* _RECORDS SUPPLIED_
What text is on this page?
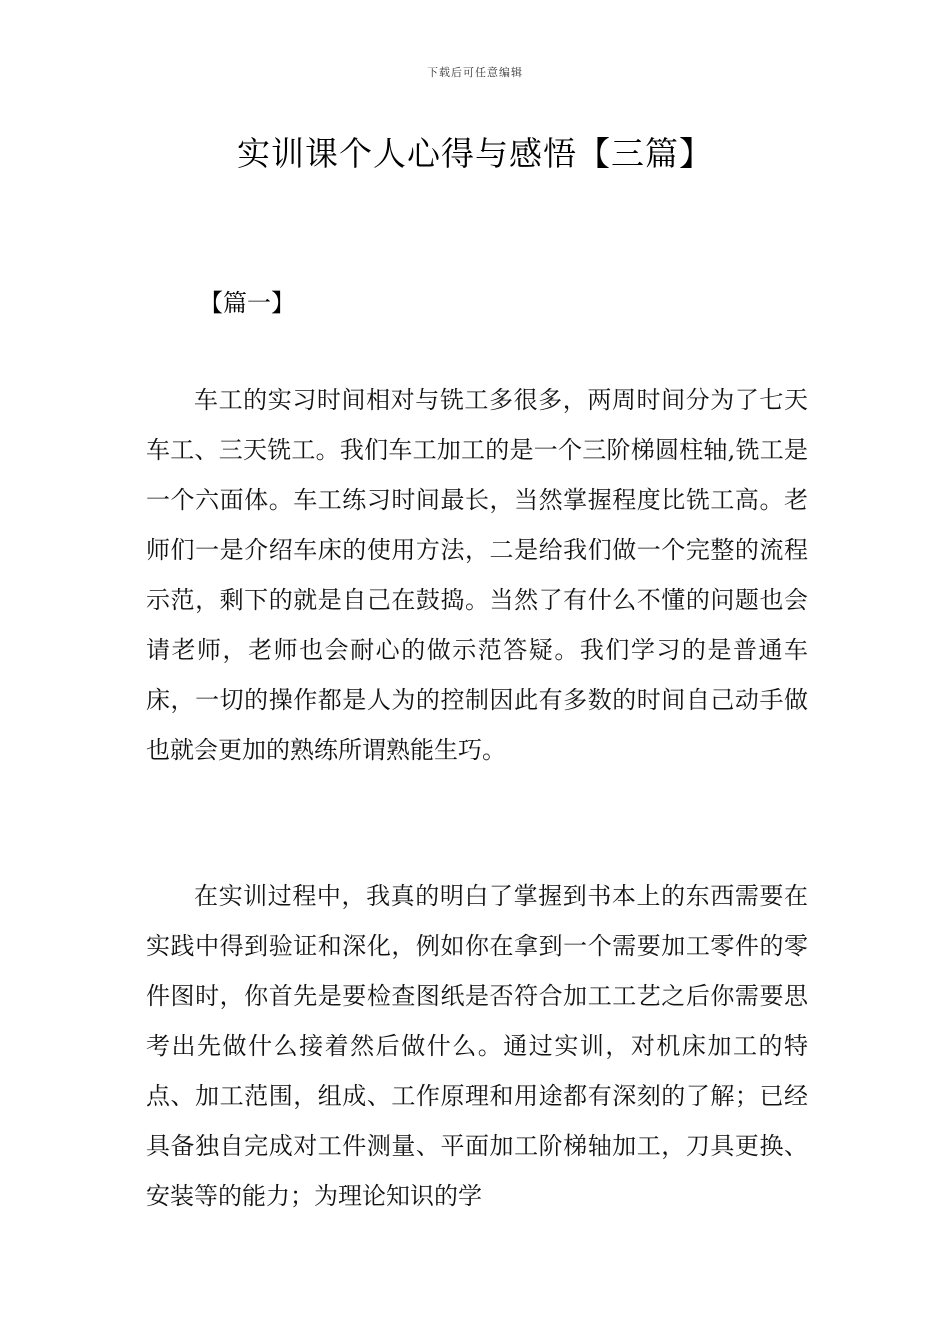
下载后可任意编辑
实训课个人心得与感悟【三篇】
【篇一】

车工的实习时间相对与铣工多很多，两周时间分为了七天车工、三天铣工。我们车工加工的是一个三阶梯圆柱轴,铣工是一个六面体。车工练习时间最长，当然掌握程度比铣工高。老师们一是介绍车床的使用方法，二是给我们做一个完整的流程示范，剩下的就是自己在鼓捣。当然了有什么不懂的问题也会请老师，老师也会耐心的做示范答疑。我们学习的是普通车床，一切的操作都是人为的控制因此有多数的时间自己动手做也就会更加的熟练所谓熟能生巧。

在实训过程中，我真的明白了掌握到书本上的东西需要在实践中得到验证和深化，例如你在拿到一个需要加工零件的零件图时，你首先是要检查图纸是否符合加工工艺之后你需要思考出先做什么接着然后做什么。通过实训，对机床加工的特点、加工范围，组成、工作原理和用途都有深刻的了解；已经具备独自完成对工件测量、平面加工阶梯轴加工，刀具更换、安装等的能力；为理论知识的学
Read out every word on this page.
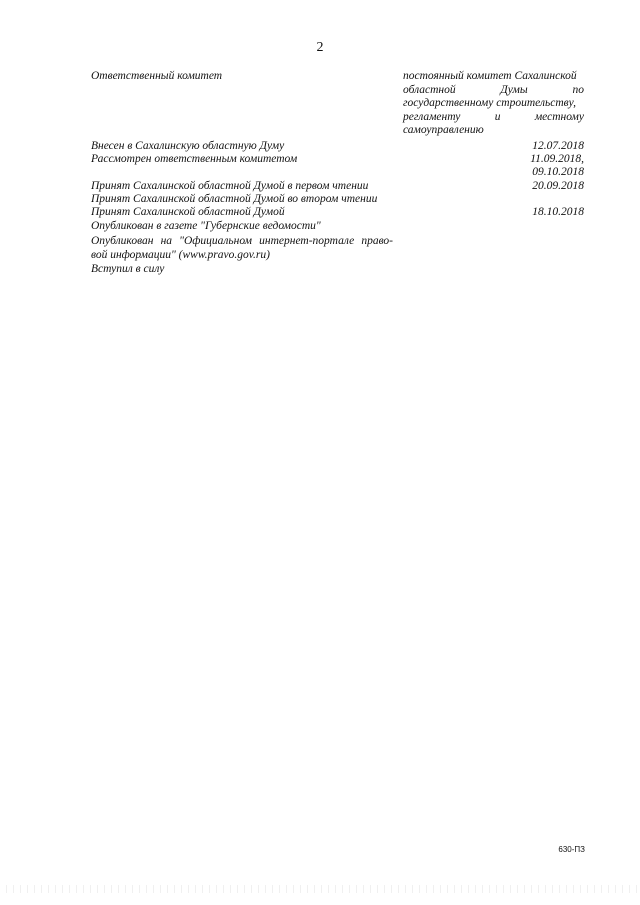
2
Ответственный комитет	постоянный комитет Сахалинской
областной Думы по
государственному строительству,
регламенту и местному
самоуправлению
Внесен в Сахалинскую областную Думу	12.07.2018
Рассмотрен ответственным комитетом	11.09.2018,
09.10.2018
Принят Сахалинской областной Думой в первом чтении	20.09.2018
Принят Сахалинской областной Думой во втором чтении
Принят Сахалинской областной Думой	18.10.2018
Опубликован в газете "Губернские ведомости"
Опубликован на "Официальном интернет-портале право-
вой информации" (www.pravo.gov.ru)
Вступил в силу
630-ПЗ
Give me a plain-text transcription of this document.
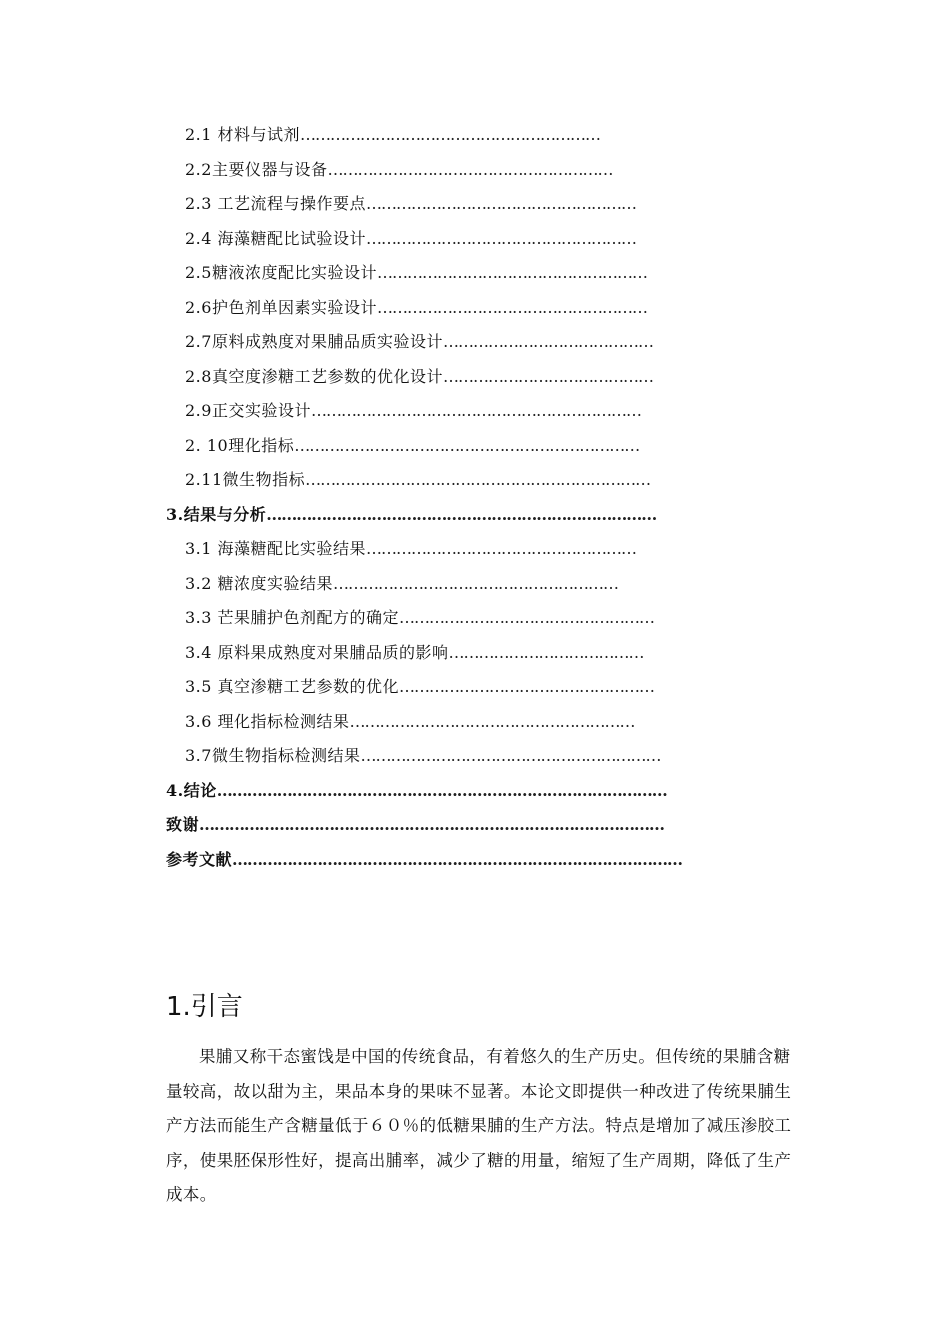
2.1 材料与试剂……………………………………………………
2.2主要仪器与设备…………………………………………………
2.3 工艺流程与操作要点………………………………………………
2.4 海藻糖配比试验设计………………………………………………
2.5糖液浓度配比实验设计………………………………………………
2.6护色剂单因素实验设计………………………………………………
2.7原料成熟度对果脯品质实验设计……………………………………
2.8真空度渗糖工艺参数的优化设计……………………………………
2.9正交实验设计…………………………………………………………
2. 10理化指标……………………………………………………………
2.11微生物指标……………………………………………………………
3.结果与分析……………………………………………………………………
3.1 海藻糖配比实验结果………………………………………………
3.2 糖浓度实验结果…………………………………………………
3.3 芒果脯护色剂配方的确定……………………………………………
3.4 原料果成熟度对果脯品质的影响…………………………………
3.5 真空渗糖工艺参数的优化……………………………………………
3.6 理化指标检测结果…………………………………………………
3.7微生物指标检测结果……………………………………………………
4.结论………………………………………………………………………………
致谢…………………………………………………………………………………
参考文献………………………………………………………………………………
1.引言

果脯又称干态蜜饯是中国的传统食品，有着悠久的生产历史。但传统的果脯含糖量较高，故以甜为主，果品本身的果味不显著。本论文即提供一种改进了传统果脯生产方法而能生产含糖量低于６０％的低糖果脯的生产方法。特点是增加了减压渗胶工序，使果胚保形性好，提高出脯率，减少了糖的用量，缩短了生产周期，降低了生产成本。
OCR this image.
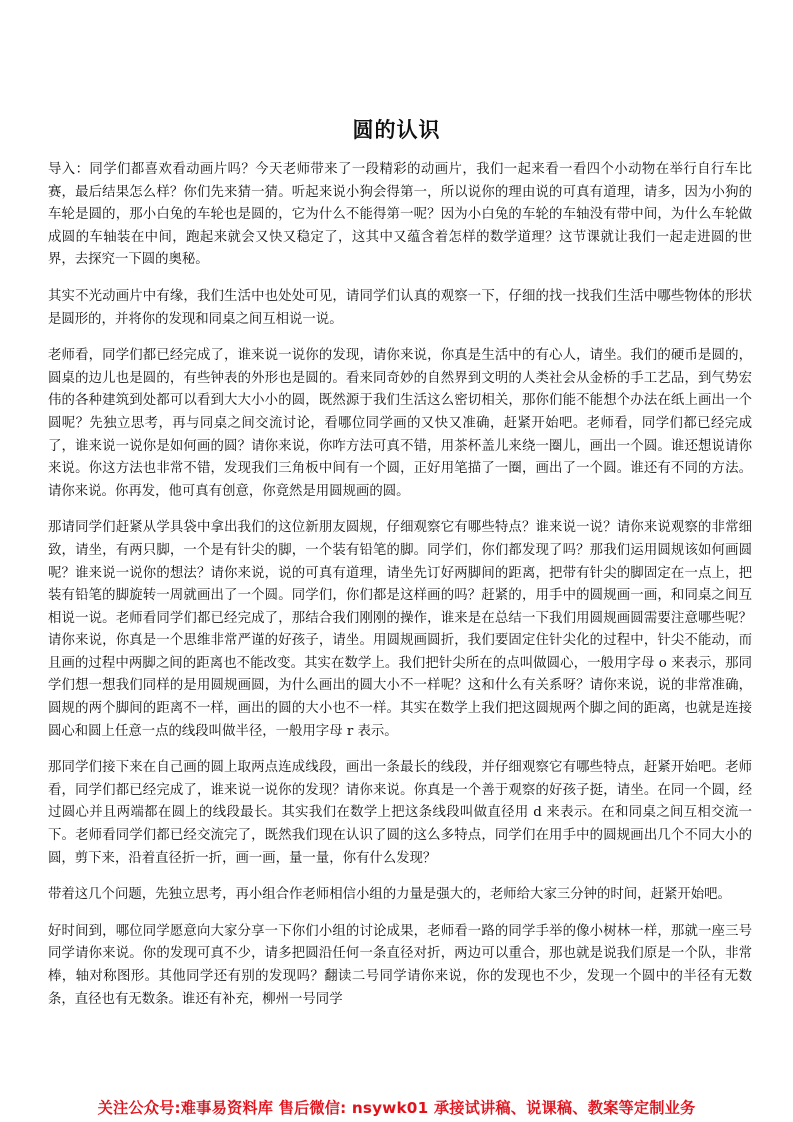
圆的认识

导入：同学们都喜欢看动画片吗？今天老师带来了一段精彩的动画片，我们一起来看一看四个小动物在举行自行车比赛，最后结果怎么样？你们先来猜一猜。听起来说小狗会得第一，所以说你的理由说的可真有道理，请多，因为小狗的车轮是圆的，那小白兔的车轮也是圆的，它为什么不能得第一呢？因为小白兔的车轮的车轴没有带中间，为什么车轮做成圆的车轴装在中间，跑起来就会又快又稳定了，这其中又蕴含着怎样的数学道理？这节课就让我们一起走进圆的世界，去探究一下圆的奥秘。

其实不光动画片中有缘，我们生活中也处处可见，请同学们认真的观察一下，仔细的找一找我们生活中哪些物体的形状是圆形的，并将你的发现和同桌之间互相说一说。

老师看，同学们都已经完成了，谁来说一说你的发现，请你来说，你真是生活中的有心人，请坐。我们的硬币是圆的，圆桌的边儿也是圆的，有些钟表的外形也是圆的。看来同奇妙的自然界到文明的人类社会从金桥的手工艺品，到气势宏伟的各种建筑到处都可以看到大大小小的圆，既然源于我们生活这么密切相关，那你们能不能想个办法在纸上画出一个圆呢？先独立思考，再与同桌之间交流讨论，看哪位同学画的又快又准确，赶紧开始吧。老师看，同学们都已经完成了，谁来说一说你是如何画的圆？请你来说，你咋方法可真不错，用茶杯盖儿来绕一圈儿，画出一个圆。谁还想说请你来说。你这方法也非常不错，发现我们三角板中间有一个圆，正好用笔描了一圈，画出了一个圆。谁还有不同的方法。请你来说。你再发，他可真有创意，你竟然是用圆规画的圆。

那请同学们赶紧从学具袋中拿出我们的这位新朋友圆规，仔细观察它有哪些特点？谁来说一说？请你来说观察的非常细致，请坐，有两只脚，一个是有针尖的脚，一个装有铅笔的脚。同学们，你们都发现了吗？那我们运用圆规该如何画圆呢？谁来说一说你的想法？请你来说，说的可真有道理，请坐先订好两脚间的距离，把带有针尖的脚固定在一点上，把装有铅笔的脚旋转一周就画出了一个圆。同学们，你们都是这样画的吗？赶紧的，用手中的圆规画一画，和同桌之间互相说一说。老师看同学们都已经完成了，那结合我们刚刚的操作，谁来是在总结一下我们用圆规画圆需要注意哪些呢？请你来说，你真是一个思维非常严谨的好孩子，请坐。用圆规画圆折，我们要固定住针尖化的过程中，针尖不能动，而且画的过程中两脚之间的距离也不能改变。其实在数学上。我们把针尖所在的点叫做圆心，一般用字母 o 来表示，那同学们想一想我们同样的是用圆规画圆，为什么画出的圆大小不一样呢？这和什么有关系呀？请你来说，说的非常准确，圆规的两个脚间的距离不一样，画出的圆的大小也不一样。其实在数学上我们把这圆规两个脚之间的距离，也就是连接圆心和圆上任意一点的线段叫做半径，一般用字母 r 表示。

那同学们接下来在自己画的圆上取两点连成线段，画出一条最长的线段，并仔细观察它有哪些特点，赶紧开始吧。老师看，同学们都已经完成了，谁来说一说你的发现？请你来说。你真是一个善于观察的好孩子挺，请坐。在同一个圆，经过圆心并且两端都在圆上的线段最长。其实我们在数学上把这条线段叫做直径用 d 来表示。在和同桌之间互相交流一下。老师看同学们都已经交流完了，既然我们现在认识了圆的这么多特点，同学们在用手中的圆规画出几个不同大小的圆，剪下来，沿着直径折一折，画一画，量一量，你有什么发现？

带着这几个问题，先独立思考，再小组合作老师相信小组的力量是强大的，老师给大家三分钟的时间，赶紧开始吧。

好时间到，哪位同学愿意向大家分享一下你们小组的讨论成果，老师看一路的同学手举的像小树林一样，那就一座三号同学请你来说。你的发现可真不少，请多把圆沿任何一条直径对折，两边可以重合，那也就是说我们原是一个队，非常棒，轴对称图形。其他同学还有别的发现吗？翻读二号同学请你来说，你的发现也不少，发现一个圆中的半径有无数条，直径也有无数条。谁还有补充，柳州一号同学

关注公众号:难事易资料库 售后微信: nsywk01 承接试讲稿、说课稿、教案等定制业务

* _BRIEF_
Reproduce every entry word for word, but skip any pictures.

* _ANSWER TO THE EXERCISE_
What text is on this page?
下载后可任意编辑
实训课个人心得与感悟【三篇】
【篇一】

车工的实习时间相对与铣工多很多，两周时间分为了七天车工、三天铣工。我们车工加工的是一个三阶梯圆柱轴,铣工是一个六面体。车工练习时间最长，当然掌握程度比铣工高。老师们一是介绍车床的使用方法，二是给我们做一个完整的流程示范，剩下的就是自己在鼓捣。当然了有什么不懂的问题也会请老师，老师也会耐心的做示范答疑。我们学习的是普通车床，一切的操作都是人为的控制因此有多数的时间自己动手做也就会更加的熟练所谓熟能生巧。

在实训过程中，我真的明白了掌握到书本上的东西需要在实践中得到验证和深化，例如你在拿到一个需要加工零件的零件图时，你首先是要检查图纸是否符合加工工艺之后你需要思考出先做什么接着然后做什么。通过实训，对机床加工的特点、加工范围，组成、工作原理和用途都有深刻的了解；已经具备独自完成对工件测量、平面加工阶梯轴加工，刀具更换、安装等的能力；为理论知识的学
Read out every word on this page.
2
Ответственный комитет	постоянный комитет Сахалинской
областной Думы по
государственному строительству,
регламенту и местному
самоуправлению
Внесен в Сахалинскую областную Думу	12.07.2018
Рассмотрен ответственным комитетом	11.09.2018,
09.10.2018
Принят Сахалинской областной Думой в первом чтении	20.09.2018
Принят Сахалинской областной Думой во втором чтении
Принят Сахалинской областной Думой	18.10.2018
Опубликован в газете "Губернские ведомости"
Опубликован на "Официальном интернет-портале право-
вой информации" (www.pravo.gov.ru)
Вступил в силу
630-ПЗ
Give me a plain-text transcription of this document.
2.1 材料与试剂……………………………………………………
2.2主要仪器与设备…………………………………………………
2.3 工艺流程与操作要点………………………………………………
2.4 海藻糖配比试验设计………………………………………………
2.5糖液浓度配比实验设计………………………………………………
2.6护色剂单因素实验设计………………………………………………
2.7原料成熟度对果脯品质实验设计……………………………………
2.8真空度渗糖工艺参数的优化设计……………………………………
2.9正交实验设计…………………………………………………………
2. 10理化指标……………………………………………………………
2.11微生物指标……………………………………………………………
3.结果与分析……………………………………………………………………
3.1 海藻糖配比实验结果………………………………………………
3.2 糖浓度实验结果…………………………………………………
3.3 芒果脯护色剂配方的确定……………………………………………
3.4 原料果成熟度对果脯品质的影响…………………………………
3.5 真空渗糖工艺参数的优化……………………………………………
3.6 理化指标检测结果…………………………………………………
3.7微生物指标检测结果……………………………………………………
4.结论………………………………………………………………………………
致谢…………………………………………………………………………………
参考文献………………………………………………………………………………
1.引言

果脯又称干态蜜饯是中国的传统食品，有着悠久的生产历史。但传统的果脯含糖量较高，故以甜为主，果品本身的果味不显著。本论文即提供一种改进了传统果脯生产方法而能生产含糖量低于６０％的低糖果脯的生产方法。特点是增加了减压渗胶工序，使果胚保形性好，提高出脯率，减少了糖的用量，缩短了生产周期，降低了生产成本。
OCR this image.
圆的认识

导入：同学们都喜欢看动画片吗？今天老师带来了一段精彩的动画片，我们一起来看一看四个小动物在举行自行车比赛，最后结果怎么样？你们先来猜一猜。听起来说小狗会得第一，所以说你的理由说的可真有道理，请多，因为小狗的车轮是圆的，那小白兔的车轮也是圆的，它为什么不能得第一呢？因为小白兔的车轮的车轴没有带中间，为什么车轮做成圆的车轴装在中间，跑起来就会又快又稳定了，这其中又蕴含着怎样的数学道理？这节课就让我们一起走进圆的世界，去探究一下圆的奥秘。

其实不光动画片中有缘，我们生活中也处处可见，请同学们认真的观察一下，仔细的找一找我们生活中哪些物体的形状是圆形的，并将你的发现和同桌之间互相说一说。

老师看，同学们都已经完成了，谁来说一说你的发现，请你来说，你真是生活中的有心人，请坐。我们的硬币是圆的，圆桌的边儿也是圆的，有些钟表的外形也是圆的。看来同奇妙的自然界到文明的人类社会从金桥的手工艺品，到气势宏伟的各种建筑到处都可以看到大大小小的圆，既然源于我们生活这么密切相关，那你们能不能想个办法在纸上画出一个圆呢？先独立思考，再与同桌之间交流讨论，看哪位同学画的又快又准确，赶紧开始吧。老师看，同学们都已经完成了，谁来说一说你是如何画的圆？请你来说，你咋方法可真不错，用茶杯盖儿来绕一圈儿，画出一个圆。谁还想说请你来说。你这方法也非常不错，发现我们三角板中间有一个圆，正好用笔描了一圈，画出了一个圆。谁还有不同的方法。请你来说。你再发，他可真有创意，你竟然是用圆规画的圆。

那请同学们赶紧从学具袋中拿出我们的这位新朋友圆规，仔细观察它有哪些特点？谁来说一说？请你来说观察的非常细致，请坐，有两只脚，一个是有针尖的脚，一个装有铅笔的脚。同学们，你们都发现了吗？那我们运用圆规该如何画圆呢？谁来说一说你的想法？请你来说，说的可真有道理，请坐先订好两脚间的距离，把带有针尖的脚固定在一点上，把装有铅笔的脚旋转一周就画出了一个圆。同学们，你们都是这样画的吗？赶紧的，用手中的圆规画一画，和同桌之间互相说一说。老师看同学们都已经完成了，那结合我们刚刚的操作，谁来是在总结一下我们用圆规画圆需要注意哪些呢？请你来说，你真是一个思维非常严谨的好孩子，请坐。用圆规画圆折，我们要固定住针尖化的过程中，针尖不能动，而且画的过程中两脚之间的距离也不能改变。其实在数学上。我们把针尖所在的点叫做圆心，一般用字母 o 来表示，那同学们想一想我们同样的是用圆规画圆，为什么画出的圆大小不一样呢？这和什么有关系呀？请你来说，说的非常准确，圆规的两个脚间的距离不一样，画出的圆的大小也不一样。其实在数学上我们把这圆规两个脚之间的距离，也就是连接圆心和圆上任意一点的线段叫做半径，一般用字母 r 表示。

那同学们接下来在自己画的圆上取两点连成线段，画出一条最长的线段，并仔细观察它有哪些特点，赶紧开始吧。老师看，同学们都已经完成了，谁来说一说你的发现？请你来说。你真是一个善于观察的好孩子挺，请坐。在同一个圆，经过圆心并且两端都在圆上的线段最长。其实我们在数学上把这条线段叫做直径用 d 来表示。在和同桌之间互相交流一下。老师看同学们都已经交流完了，既然我们现在认识了圆的这么多特点，同学们在用手中的圆规画出几个不同大小的圆，剪下来，沿着直径折一折，画一画，量一量，你有什么发现？

带着这几个问题，先独立思考，再小组合作老师相信小组的力量是强大的，老师给大家三分钟的时间，赶紧开始吧。

好时间到，哪位同学愿意向大家分享一下你们小组的讨论成果，老师看一路的同学手举的像小树林一样，那就一座三号同学请你来说。你的发现可真不少，请多把圆沿任何一条直径对折，两边可以重合，那也就是说我们原是一个队，非常棒，轴对称图形。其他同学还有别的发现吗？翻读二号同学请你来说，你的发现也不少，发现一个圆中的半径有无数条，直径也有无数条。谁还有补充，柳州一号同学

关注公众号:难事易资料库 售后微信: nsywk01 承接试讲稿、说课稿、教案等定制业务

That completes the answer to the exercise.